*Dataset*
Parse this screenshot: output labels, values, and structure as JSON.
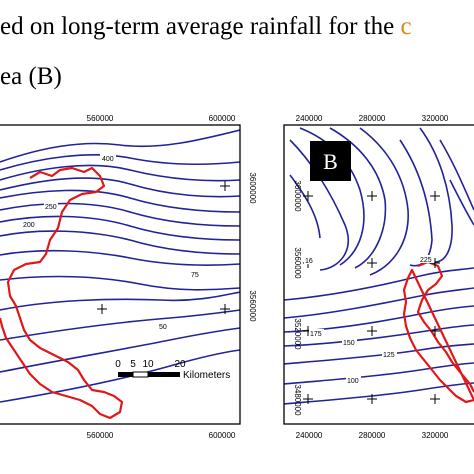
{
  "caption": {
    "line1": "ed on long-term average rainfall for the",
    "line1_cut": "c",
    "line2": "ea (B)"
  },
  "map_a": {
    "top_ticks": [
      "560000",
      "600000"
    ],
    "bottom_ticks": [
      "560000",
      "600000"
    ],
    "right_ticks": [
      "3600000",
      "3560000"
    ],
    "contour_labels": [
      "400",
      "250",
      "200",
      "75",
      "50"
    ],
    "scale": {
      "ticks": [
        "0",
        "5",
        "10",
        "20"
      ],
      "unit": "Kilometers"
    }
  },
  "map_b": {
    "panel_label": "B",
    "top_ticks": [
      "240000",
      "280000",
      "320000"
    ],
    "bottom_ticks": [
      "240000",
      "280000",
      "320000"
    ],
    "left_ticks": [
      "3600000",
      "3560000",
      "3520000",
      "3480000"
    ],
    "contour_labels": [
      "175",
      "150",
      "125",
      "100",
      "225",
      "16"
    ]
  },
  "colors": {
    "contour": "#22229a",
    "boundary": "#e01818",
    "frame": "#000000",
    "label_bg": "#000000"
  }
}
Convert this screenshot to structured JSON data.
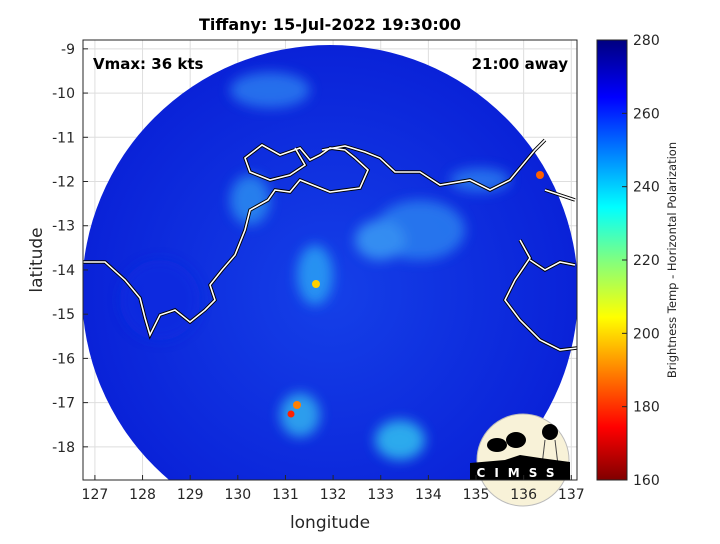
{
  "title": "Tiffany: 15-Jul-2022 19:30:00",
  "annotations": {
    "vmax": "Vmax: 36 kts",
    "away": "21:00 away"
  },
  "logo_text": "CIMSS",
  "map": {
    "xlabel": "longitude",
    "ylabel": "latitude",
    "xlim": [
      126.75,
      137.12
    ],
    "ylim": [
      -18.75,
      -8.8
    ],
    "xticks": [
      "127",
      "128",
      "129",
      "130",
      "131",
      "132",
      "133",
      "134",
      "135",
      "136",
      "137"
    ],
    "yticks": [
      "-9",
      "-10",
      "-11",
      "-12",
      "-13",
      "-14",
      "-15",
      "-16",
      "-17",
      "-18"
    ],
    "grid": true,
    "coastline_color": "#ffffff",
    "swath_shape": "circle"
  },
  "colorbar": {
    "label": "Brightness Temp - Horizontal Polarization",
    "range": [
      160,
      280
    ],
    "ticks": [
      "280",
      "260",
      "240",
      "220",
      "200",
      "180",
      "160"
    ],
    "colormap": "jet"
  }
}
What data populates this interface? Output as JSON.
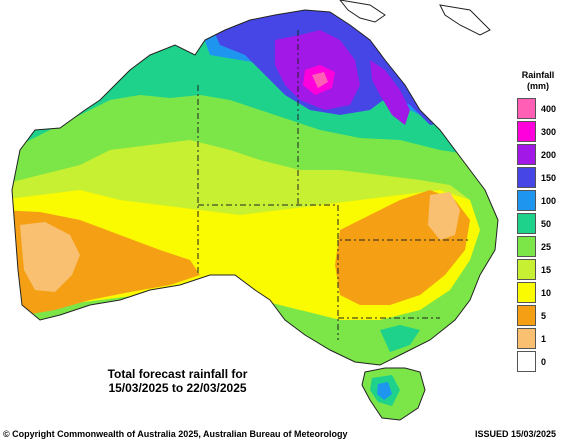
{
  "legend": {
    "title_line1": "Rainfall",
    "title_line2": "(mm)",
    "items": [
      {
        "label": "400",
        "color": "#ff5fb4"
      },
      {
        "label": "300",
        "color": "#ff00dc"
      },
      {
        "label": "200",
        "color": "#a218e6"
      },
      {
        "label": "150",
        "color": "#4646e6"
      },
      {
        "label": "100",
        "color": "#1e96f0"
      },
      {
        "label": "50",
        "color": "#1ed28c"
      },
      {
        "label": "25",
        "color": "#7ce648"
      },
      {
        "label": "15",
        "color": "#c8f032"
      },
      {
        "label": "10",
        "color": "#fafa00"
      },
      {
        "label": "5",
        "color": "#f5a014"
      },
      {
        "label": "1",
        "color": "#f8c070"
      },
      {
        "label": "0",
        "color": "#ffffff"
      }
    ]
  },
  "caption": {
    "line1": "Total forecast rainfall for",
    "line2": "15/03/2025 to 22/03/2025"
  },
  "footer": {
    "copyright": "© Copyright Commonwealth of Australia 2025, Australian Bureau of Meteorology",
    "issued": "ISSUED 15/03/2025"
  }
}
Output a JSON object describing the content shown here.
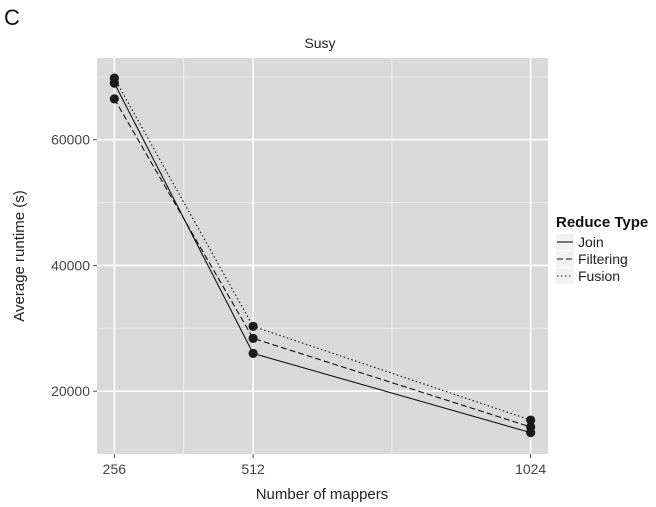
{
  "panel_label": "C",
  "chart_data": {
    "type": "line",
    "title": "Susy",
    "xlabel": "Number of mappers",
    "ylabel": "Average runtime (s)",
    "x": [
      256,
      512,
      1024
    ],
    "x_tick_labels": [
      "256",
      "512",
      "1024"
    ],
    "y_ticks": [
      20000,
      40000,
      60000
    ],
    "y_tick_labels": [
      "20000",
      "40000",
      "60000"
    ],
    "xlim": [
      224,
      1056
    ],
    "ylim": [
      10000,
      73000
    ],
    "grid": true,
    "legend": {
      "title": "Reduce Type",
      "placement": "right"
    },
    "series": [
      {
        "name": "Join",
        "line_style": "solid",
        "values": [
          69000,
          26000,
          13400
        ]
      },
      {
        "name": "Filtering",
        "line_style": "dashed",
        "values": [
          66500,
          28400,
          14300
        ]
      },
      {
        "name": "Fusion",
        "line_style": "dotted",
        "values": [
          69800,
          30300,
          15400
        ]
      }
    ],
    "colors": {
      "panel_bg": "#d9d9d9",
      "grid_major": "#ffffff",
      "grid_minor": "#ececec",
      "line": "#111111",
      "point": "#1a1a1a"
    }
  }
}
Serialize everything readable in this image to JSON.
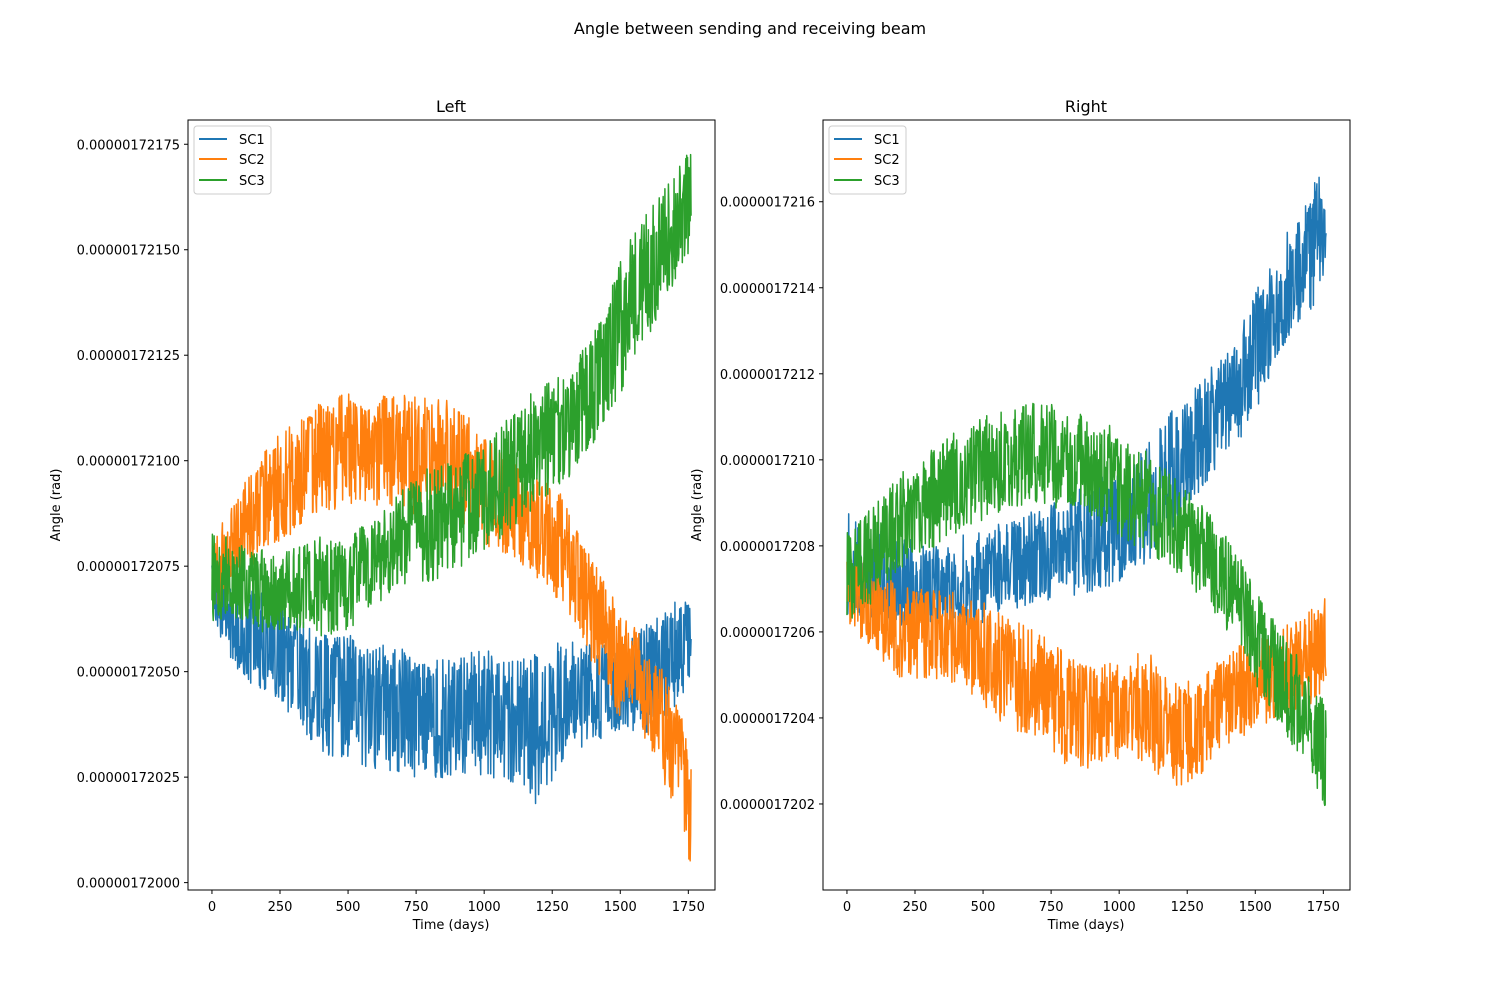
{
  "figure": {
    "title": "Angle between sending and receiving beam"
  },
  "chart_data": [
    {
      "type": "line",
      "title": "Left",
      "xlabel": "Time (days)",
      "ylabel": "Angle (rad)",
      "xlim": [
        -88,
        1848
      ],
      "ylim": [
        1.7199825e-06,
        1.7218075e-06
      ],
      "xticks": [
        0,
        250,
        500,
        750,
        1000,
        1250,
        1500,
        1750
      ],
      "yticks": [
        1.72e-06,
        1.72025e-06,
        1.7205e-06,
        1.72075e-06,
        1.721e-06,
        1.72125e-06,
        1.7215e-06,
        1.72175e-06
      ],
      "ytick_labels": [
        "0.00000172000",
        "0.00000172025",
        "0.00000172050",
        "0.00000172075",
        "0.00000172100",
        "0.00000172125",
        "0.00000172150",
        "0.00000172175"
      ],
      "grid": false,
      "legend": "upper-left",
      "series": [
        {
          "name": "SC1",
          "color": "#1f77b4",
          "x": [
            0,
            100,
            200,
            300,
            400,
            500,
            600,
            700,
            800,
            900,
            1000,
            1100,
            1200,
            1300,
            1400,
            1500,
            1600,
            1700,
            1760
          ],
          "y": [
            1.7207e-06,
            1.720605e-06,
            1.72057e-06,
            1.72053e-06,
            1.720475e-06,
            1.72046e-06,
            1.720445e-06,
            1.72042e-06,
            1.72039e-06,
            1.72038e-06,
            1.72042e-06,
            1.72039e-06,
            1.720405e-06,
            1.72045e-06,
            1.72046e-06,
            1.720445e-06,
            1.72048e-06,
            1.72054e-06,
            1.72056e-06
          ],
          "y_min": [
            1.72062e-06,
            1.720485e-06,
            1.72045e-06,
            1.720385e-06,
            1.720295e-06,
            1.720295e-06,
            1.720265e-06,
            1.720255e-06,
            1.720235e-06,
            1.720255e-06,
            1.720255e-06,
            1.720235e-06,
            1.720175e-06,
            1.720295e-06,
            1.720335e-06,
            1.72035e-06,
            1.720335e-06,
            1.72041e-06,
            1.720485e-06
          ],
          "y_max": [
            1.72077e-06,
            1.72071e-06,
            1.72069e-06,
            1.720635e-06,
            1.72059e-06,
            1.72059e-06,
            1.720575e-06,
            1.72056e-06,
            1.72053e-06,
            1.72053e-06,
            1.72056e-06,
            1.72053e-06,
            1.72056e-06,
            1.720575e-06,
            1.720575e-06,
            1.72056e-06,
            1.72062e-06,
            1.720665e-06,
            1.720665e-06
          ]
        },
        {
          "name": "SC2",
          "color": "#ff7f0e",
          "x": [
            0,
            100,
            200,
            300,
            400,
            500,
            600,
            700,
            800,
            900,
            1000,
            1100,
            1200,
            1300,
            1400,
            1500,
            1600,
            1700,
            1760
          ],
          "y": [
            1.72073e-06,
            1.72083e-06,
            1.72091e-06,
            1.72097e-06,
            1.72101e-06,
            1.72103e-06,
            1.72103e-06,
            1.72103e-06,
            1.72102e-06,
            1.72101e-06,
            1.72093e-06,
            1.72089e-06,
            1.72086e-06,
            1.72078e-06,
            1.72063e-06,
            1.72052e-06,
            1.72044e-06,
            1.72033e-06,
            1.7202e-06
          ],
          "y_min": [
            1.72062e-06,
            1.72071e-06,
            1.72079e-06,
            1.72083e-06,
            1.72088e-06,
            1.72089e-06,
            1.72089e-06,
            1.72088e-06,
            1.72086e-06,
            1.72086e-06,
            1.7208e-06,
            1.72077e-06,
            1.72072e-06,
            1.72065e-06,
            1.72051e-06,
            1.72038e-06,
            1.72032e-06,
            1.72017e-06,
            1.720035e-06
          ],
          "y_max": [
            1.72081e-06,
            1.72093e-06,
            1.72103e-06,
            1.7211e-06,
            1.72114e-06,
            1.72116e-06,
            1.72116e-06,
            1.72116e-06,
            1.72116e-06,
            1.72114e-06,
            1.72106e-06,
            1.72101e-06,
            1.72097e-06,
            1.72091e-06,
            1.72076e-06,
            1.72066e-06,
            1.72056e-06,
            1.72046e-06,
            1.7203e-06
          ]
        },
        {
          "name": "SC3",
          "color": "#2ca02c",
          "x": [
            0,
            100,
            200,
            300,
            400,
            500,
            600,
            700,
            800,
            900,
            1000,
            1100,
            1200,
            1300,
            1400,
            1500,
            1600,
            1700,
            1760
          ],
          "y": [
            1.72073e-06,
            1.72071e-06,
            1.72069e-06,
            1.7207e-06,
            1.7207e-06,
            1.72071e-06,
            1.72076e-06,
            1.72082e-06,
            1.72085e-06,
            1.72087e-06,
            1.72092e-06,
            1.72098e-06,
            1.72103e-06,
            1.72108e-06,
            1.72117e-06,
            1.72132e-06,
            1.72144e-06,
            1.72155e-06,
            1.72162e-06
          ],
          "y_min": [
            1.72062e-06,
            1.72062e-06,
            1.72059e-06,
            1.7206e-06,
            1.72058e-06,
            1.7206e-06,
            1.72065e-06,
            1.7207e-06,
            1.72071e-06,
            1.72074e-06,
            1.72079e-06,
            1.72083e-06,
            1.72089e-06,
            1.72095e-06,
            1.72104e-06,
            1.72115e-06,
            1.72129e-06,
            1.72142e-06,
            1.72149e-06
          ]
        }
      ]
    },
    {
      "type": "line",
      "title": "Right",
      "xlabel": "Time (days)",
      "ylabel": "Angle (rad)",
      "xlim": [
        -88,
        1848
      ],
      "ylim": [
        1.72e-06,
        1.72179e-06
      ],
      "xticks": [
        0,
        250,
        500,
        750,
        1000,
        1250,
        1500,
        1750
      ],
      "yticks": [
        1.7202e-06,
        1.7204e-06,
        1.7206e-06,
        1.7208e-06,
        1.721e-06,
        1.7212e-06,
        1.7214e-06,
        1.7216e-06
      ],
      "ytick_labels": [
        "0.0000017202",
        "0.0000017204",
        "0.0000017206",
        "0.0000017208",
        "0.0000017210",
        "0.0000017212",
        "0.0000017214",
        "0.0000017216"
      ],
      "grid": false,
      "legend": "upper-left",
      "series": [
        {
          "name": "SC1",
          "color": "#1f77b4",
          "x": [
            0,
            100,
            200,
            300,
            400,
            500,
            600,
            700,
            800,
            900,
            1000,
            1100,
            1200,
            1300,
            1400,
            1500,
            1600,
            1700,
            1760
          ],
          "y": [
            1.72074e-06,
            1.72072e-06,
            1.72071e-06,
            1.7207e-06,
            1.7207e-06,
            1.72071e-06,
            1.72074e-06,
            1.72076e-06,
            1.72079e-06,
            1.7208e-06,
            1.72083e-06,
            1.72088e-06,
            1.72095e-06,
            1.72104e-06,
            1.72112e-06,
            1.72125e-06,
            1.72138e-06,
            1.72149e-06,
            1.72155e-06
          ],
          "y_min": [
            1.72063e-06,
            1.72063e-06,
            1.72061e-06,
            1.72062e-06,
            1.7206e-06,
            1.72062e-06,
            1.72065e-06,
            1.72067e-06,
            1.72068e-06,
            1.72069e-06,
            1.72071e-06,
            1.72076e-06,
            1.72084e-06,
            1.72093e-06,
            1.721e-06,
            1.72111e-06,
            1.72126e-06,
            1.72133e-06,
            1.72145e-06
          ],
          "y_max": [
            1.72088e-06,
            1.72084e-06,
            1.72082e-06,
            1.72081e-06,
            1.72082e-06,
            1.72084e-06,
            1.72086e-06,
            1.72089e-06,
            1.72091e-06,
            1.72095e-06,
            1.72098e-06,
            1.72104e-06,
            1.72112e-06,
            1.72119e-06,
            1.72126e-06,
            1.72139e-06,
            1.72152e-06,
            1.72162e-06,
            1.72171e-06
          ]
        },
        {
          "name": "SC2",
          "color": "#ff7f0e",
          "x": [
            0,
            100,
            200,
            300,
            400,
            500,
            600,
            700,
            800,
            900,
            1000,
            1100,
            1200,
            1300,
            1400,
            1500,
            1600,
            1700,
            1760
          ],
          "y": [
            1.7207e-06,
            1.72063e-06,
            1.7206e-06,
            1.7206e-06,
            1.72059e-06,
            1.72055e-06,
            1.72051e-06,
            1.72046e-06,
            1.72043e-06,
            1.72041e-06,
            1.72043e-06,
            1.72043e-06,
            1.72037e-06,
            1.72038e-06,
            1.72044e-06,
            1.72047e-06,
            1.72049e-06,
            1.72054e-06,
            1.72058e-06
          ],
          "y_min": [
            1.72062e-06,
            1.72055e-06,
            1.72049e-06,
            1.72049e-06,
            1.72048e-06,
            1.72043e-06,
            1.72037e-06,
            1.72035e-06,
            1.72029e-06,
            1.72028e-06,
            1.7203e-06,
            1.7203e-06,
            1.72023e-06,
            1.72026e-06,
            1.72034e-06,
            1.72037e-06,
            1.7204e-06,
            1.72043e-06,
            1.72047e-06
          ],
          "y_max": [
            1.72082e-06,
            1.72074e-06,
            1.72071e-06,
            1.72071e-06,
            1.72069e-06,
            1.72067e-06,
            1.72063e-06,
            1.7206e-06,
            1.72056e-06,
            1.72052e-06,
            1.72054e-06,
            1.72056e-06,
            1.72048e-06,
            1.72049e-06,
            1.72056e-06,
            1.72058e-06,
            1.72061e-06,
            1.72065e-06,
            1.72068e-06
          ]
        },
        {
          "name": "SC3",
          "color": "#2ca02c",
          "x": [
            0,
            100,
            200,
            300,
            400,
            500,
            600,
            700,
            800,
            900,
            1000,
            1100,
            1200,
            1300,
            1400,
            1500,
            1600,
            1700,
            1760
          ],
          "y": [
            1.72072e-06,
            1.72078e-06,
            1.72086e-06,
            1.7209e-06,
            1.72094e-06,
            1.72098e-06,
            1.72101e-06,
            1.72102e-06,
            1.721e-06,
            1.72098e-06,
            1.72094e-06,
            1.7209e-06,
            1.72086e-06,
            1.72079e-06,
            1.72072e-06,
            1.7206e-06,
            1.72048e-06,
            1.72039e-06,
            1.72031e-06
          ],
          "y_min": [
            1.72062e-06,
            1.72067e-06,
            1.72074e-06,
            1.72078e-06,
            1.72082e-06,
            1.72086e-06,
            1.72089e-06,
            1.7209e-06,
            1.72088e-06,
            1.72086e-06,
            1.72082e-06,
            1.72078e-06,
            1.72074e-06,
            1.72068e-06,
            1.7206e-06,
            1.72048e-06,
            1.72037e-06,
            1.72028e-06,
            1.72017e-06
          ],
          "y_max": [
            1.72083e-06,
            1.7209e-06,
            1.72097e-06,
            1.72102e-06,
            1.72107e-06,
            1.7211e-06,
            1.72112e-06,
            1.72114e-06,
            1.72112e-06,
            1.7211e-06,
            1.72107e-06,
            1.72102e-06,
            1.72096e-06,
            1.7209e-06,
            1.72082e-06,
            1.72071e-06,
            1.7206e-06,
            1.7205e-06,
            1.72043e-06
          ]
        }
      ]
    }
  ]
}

*Exercise aim*
Go through the data and gather every line that holds "screenshot".

*Final answer*
Parse this screenshot: output labels, values, and structure as JSON.
Convert this screenshot to structured JSON data.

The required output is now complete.